Dataset records:
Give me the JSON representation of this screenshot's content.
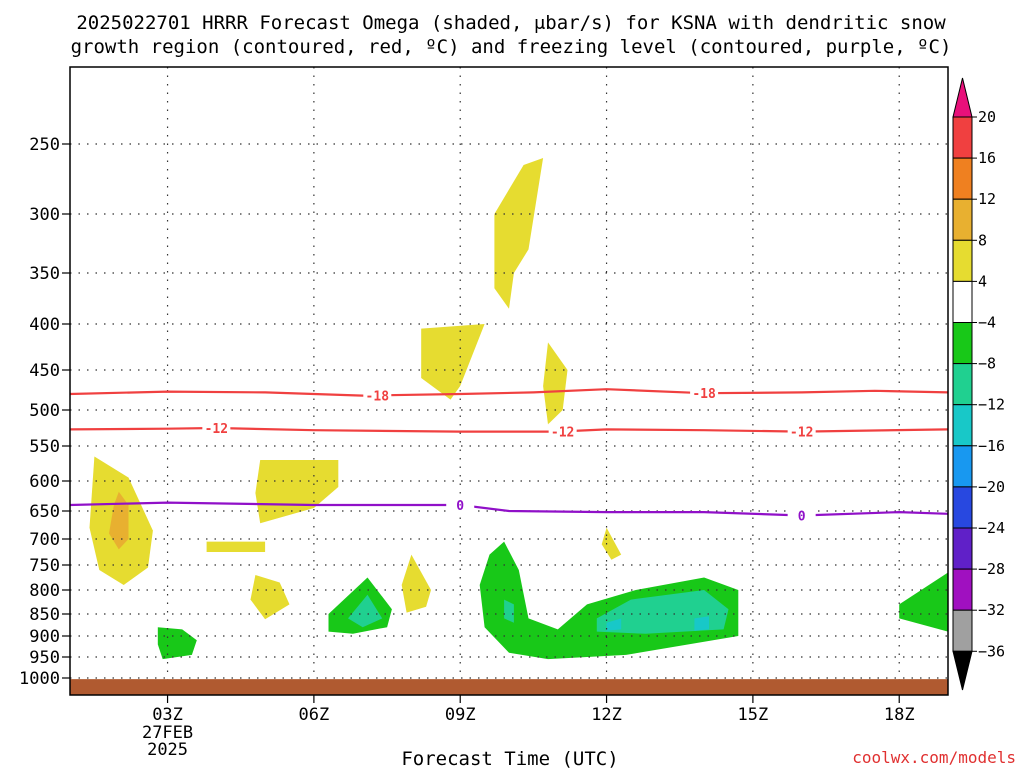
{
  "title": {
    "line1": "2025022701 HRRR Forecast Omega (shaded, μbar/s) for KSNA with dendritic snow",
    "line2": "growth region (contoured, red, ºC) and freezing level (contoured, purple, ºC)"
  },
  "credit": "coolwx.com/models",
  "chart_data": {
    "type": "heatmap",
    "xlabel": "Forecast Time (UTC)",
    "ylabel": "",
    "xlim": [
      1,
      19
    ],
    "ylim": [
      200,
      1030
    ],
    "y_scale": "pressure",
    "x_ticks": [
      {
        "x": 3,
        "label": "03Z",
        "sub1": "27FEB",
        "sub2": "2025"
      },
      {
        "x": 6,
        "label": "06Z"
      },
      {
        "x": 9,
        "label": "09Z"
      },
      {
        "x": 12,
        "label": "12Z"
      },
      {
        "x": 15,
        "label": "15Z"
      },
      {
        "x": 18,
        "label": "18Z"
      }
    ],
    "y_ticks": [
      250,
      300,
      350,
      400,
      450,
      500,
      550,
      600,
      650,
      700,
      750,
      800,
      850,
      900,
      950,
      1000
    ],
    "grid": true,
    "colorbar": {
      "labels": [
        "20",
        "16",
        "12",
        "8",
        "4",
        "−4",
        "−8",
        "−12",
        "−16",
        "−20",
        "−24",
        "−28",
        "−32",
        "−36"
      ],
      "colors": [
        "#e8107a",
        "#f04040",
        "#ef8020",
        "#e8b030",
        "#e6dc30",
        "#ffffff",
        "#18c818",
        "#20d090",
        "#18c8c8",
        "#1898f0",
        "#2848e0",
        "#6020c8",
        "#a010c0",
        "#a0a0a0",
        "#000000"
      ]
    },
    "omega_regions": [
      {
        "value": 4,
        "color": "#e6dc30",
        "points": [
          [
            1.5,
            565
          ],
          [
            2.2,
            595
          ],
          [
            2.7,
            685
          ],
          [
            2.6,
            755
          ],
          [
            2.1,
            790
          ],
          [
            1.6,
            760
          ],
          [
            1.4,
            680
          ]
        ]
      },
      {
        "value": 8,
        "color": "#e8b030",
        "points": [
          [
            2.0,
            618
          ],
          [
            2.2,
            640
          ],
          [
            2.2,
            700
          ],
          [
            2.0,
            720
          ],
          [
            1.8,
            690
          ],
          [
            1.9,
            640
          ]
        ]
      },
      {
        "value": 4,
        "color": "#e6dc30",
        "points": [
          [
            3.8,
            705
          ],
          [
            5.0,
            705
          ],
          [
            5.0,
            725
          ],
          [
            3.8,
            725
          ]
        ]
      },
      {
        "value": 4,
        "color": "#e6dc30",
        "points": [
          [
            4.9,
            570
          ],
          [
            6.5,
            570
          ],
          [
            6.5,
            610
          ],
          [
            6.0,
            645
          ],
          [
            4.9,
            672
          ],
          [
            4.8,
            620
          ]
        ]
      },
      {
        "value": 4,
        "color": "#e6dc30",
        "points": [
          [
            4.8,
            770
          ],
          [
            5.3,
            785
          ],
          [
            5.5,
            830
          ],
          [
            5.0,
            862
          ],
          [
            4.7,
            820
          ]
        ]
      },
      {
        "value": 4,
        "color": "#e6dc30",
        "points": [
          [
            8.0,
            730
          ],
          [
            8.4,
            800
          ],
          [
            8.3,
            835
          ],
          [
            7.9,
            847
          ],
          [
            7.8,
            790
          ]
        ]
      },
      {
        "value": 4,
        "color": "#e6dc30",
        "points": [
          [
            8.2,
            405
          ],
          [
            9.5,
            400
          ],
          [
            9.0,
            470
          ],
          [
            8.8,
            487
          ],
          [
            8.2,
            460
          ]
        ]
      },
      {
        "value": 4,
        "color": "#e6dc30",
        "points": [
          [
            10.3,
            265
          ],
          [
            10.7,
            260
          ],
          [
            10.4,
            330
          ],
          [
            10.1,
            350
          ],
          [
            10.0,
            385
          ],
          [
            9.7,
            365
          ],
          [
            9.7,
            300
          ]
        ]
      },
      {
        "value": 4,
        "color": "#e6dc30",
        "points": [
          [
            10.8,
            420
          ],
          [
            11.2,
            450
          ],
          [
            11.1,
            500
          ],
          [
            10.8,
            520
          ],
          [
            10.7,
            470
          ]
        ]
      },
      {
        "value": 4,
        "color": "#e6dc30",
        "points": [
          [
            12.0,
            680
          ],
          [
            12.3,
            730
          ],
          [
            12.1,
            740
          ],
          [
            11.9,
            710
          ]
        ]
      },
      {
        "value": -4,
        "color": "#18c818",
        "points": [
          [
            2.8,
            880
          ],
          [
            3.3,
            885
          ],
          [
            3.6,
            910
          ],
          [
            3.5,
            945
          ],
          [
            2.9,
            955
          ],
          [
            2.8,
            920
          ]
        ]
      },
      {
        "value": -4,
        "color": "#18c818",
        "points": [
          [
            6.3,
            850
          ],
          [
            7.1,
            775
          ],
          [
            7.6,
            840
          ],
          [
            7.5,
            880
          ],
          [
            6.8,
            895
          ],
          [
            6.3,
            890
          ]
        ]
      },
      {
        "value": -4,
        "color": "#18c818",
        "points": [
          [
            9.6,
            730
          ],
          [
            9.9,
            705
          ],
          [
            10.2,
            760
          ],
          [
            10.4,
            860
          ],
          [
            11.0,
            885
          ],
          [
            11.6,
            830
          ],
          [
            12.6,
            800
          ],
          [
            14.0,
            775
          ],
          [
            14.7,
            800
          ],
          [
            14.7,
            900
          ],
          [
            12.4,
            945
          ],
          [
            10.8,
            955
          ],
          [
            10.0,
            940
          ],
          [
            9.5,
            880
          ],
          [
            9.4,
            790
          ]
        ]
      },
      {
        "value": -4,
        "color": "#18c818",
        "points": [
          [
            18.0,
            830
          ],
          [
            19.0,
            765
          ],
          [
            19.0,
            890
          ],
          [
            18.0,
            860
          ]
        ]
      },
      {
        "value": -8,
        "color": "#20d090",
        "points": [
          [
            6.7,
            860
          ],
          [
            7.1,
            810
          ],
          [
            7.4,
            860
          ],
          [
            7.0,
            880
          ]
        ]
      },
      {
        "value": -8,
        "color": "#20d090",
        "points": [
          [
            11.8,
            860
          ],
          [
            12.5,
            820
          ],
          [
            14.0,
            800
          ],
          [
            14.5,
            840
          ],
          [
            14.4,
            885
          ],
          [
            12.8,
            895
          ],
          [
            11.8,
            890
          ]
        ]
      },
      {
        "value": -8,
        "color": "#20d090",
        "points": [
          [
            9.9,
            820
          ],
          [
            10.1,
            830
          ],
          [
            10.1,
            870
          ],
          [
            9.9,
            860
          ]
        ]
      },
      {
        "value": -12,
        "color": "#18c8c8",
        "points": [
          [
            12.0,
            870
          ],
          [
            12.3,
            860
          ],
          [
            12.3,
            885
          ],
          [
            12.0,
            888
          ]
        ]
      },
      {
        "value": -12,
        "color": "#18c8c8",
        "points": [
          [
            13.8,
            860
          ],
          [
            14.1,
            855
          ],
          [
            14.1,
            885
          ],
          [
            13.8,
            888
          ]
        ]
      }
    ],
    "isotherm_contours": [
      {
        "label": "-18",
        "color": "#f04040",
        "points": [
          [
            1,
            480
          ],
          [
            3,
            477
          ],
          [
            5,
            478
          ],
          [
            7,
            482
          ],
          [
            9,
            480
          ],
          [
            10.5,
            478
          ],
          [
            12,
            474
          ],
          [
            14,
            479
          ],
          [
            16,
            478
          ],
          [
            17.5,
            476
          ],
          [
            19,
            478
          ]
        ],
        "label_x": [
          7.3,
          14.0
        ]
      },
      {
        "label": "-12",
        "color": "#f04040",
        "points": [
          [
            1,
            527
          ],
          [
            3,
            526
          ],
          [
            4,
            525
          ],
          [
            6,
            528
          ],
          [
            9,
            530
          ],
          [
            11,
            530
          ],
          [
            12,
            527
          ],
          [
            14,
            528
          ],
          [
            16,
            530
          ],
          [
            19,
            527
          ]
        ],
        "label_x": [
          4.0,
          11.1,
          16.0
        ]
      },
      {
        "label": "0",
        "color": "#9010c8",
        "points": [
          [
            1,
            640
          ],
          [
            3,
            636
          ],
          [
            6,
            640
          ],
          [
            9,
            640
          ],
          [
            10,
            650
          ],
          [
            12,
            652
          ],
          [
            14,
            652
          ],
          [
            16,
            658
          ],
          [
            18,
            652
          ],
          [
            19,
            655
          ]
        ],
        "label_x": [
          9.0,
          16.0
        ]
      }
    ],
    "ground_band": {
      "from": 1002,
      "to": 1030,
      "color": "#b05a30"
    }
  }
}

_BRIEF:_
Check every line of the data above for the string "Forecast", and copy those that have it.

_EXERCISE RESULT:_
    "line1": "2025022701 HRRR Forecast Omega (shaded, μbar/s) for KSNA with dendritic snow",
    "xlabel": "Forecast Time (UTC)",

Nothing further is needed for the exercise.